═══ Source information

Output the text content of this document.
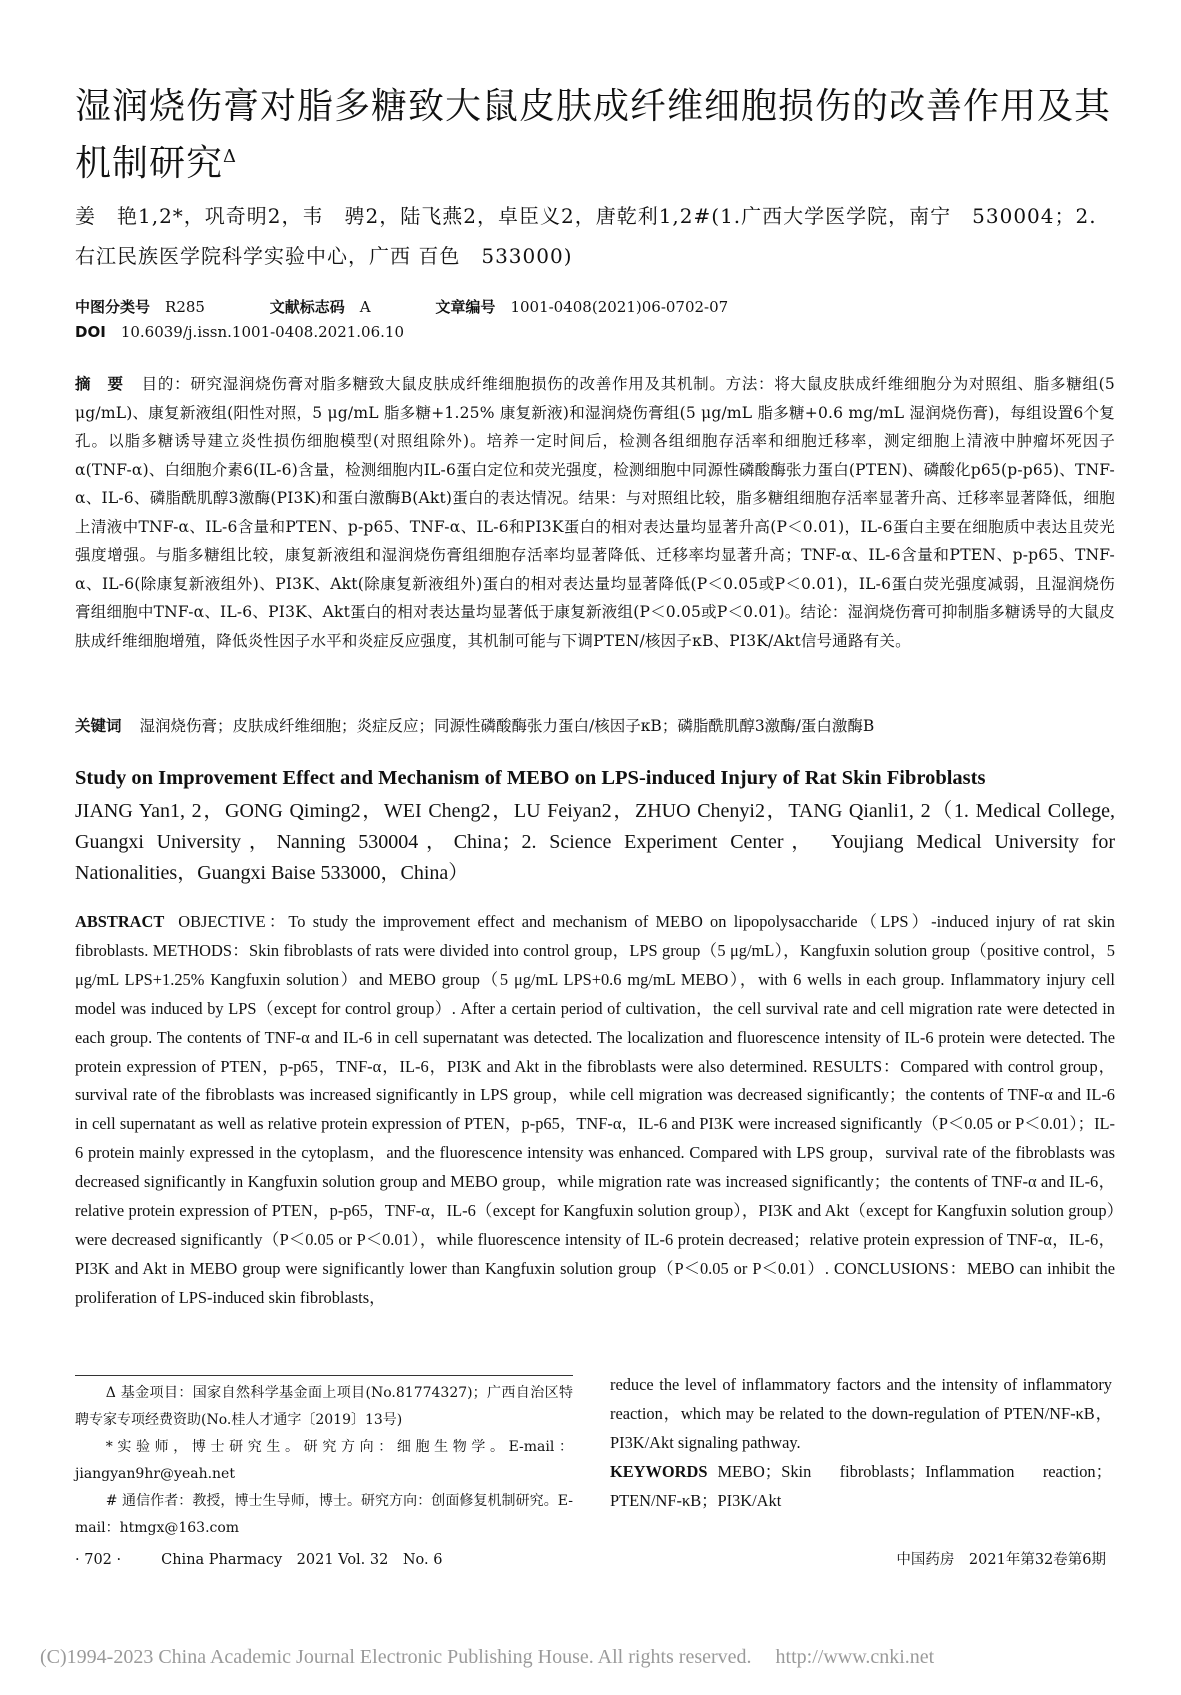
湿润烧伤膏对脂多糖致大鼠皮肤成纤维细胞损伤的改善作用及其机制研究$^\Delta$
姜　艳1,2*，巩奇明2，韦　骋2，陆飞燕2，卓臣义2，唐乾利1,2#(1.广西大学医学院，南宁　530004；2.右江民族医学院科学实验中心，广西 百色　533000)
中图分类号　 R285	文献标志码　 A	文章编号　 1001-0408(2021)06-0702-07
DOI　 10.6039/j.issn.1001-0408.2021.06.10
摘　要 目的：研究湿润烧伤膏对脂多糖致大鼠皮肤成纤维细胞损伤的改善作用及其机制。方法：将大鼠皮肤成纤维细胞分为对照组、脂多糖组(5 μg/mL)、康复新液组(阳性对照，5 μg/mL 脂多糖+1.25% 康复新液)和湿润烧伤膏组(5 μg/mL 脂多糖+0.6 mg/mL 湿润烧伤膏)，每组设置6个复孔。以脂多糖诱导建立炎性损伤细胞模型(对照组除外)。培养一定时间后，检测各组细胞存活率和细胞迁移率，测定细胞上清液中肿瘤坏死因子α(TNF-α)、白细胞介素6(IL-6)含量，检测细胞内IL-6蛋白定位和荧光强度，检测细胞中同源性磷酸酶张力蛋白(PTEN)、磷酸化p65(p-p65)、TNF-α、IL-6、磷脂酰肌醇3激酶(PI3K)和蛋白激酶B(Akt)蛋白的表达情况。结果：与对照组比较，脂多糖组细胞存活率显著升高、迁移率显著降低，细胞上清液中TNF-α、IL-6含量和PTEN、p-p65、TNF-α、IL-6和PI3K蛋白的相对表达量均显著升高(P＜0.01)，IL-6蛋白主要在细胞质中表达且荧光强度增强。与脂多糖组比较，康复新液组和湿润烧伤膏组细胞存活率均显著降低、迁移率均显著升高；TNF-α、IL-6含量和PTEN、p-p65、TNF-α、IL-6(除康复新液组外)、PI3K、Akt(除康复新液组外)蛋白的相对表达量均显著降低(P＜0.05或P＜0.01)，IL-6蛋白荧光强度减弱，且湿润烧伤膏组细胞中TNF-α、IL-6、PI3K、Akt蛋白的相对表达量均显著低于康复新液组(P＜0.05或P＜0.01)。结论：湿润烧伤膏可抑制脂多糖诱导的大鼠皮肤成纤维细胞增殖，降低炎性因子水平和炎症反应强度，其机制可能与下调PTEN/核因子κB、PI3K/Akt信号通路有关。
关键词 湿润烧伤膏；皮肤成纤维细胞；炎症反应；同源性磷酸酶张力蛋白/核因子κB；磷脂酰肌醇3激酶/蛋白激酶B
Study on Improvement Effect and Mechanism of MEBO on LPS-induced Injury of Rat Skin Fibroblasts
JIANG Yan1, 2，GONG Qiming2，WEI Cheng2，LU Feiyan2，ZHUO Chenyi2，TANG Qianli1, 2（1. Medical College, Guangxi University，Nanning 530004，China；2. Science Experiment Center， Youjiang Medical University for Nationalities，Guangxi Baise 533000，China）
ABSTRACT OBJECTIVE：To study the improvement effect and mechanism of MEBO on lipopolysaccharide（LPS）-induced injury of rat skin fibroblasts. METHODS：Skin fibroblasts of rats were divided into control group，LPS group（5 μg/mL），Kangfuxin solution group（positive control，5 μg/mL LPS+1.25% Kangfuxin solution）and MEBO group（5 μg/mL LPS+0.6 mg/mL MEBO），with 6 wells in each group. Inflammatory injury cell model was induced by LPS（except for control group）. After a certain period of cultivation，the cell survival rate and cell migration rate were detected in each group. The contents of TNF-α and IL-6 in cell supernatant was detected. The localization and fluorescence intensity of IL-6 protein were detected. The protein expression of PTEN，p-p65，TNF-α，IL-6，PI3K and Akt in the fibroblasts were also determined. RESULTS：Compared with control group，survival rate of the fibroblasts was increased significantly in LPS group，while cell migration was decreased significantly；the contents of TNF-α and IL-6 in cell supernatant as well as relative protein expression of PTEN，p-p65，TNF-α，IL-6 and PI3K were increased significantly（P＜0.05 or P＜0.01）；IL-6 protein mainly expressed in the cytoplasm，and the fluorescence intensity was enhanced. Compared with LPS group，survival rate of the fibroblasts was decreased significantly in Kangfuxin solution group and MEBO group，while migration rate was increased significantly；the contents of TNF-α and IL-6，relative protein expression of PTEN，p-p65，TNF-α，IL-6（except for Kangfuxin solution group），PI3K and Akt（except for Kangfuxin solution group）were decreased significantly（P＜0.05 or P＜0.01），while fluorescence intensity of IL-6 protein decreased；relative protein expression of TNF-α，IL-6，PI3K and Akt in MEBO group were significantly lower than Kangfuxin solution group（P＜0.05 or P＜0.01）. CONCLUSIONS：MEBO can inhibit the proliferation of LPS-induced skin fibroblasts，
Δ 基金项目：国家自然科学基金面上项目(No.81774327)；广西自治区特聘专家专项经费资助(No.桂人才通字〔2019〕13号)
*实验师，博士研究生。研究方向：细胞生物学。E-mail：jiangyan9hr@yeah.net
# 通信作者：教授，博士生导师，博士。研究方向：创面修复机制研究。E-mail：htmgx@163.com
reduce the level of inflammatory factors and the intensity of inflammatory reaction，which may be related to the down-regulation of PTEN/NF-κB，PI3K/Akt signaling pathway.
KEYWORDS MEBO；Skin fibroblasts；Inflammation reaction；PTEN/NF-κB；PI3K/Akt
· 702 ·	China Pharmacy　2021 Vol. 32　No. 6	中国药房　2021年第32卷第6期
(C)1994-2023 China Academic Journal Electronic Publishing House. All rights reserved. http://www.cnki.net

══════

Task brief - Within the listing, how many lines hold "研究方向"? Write only that number.

Expected answer - 2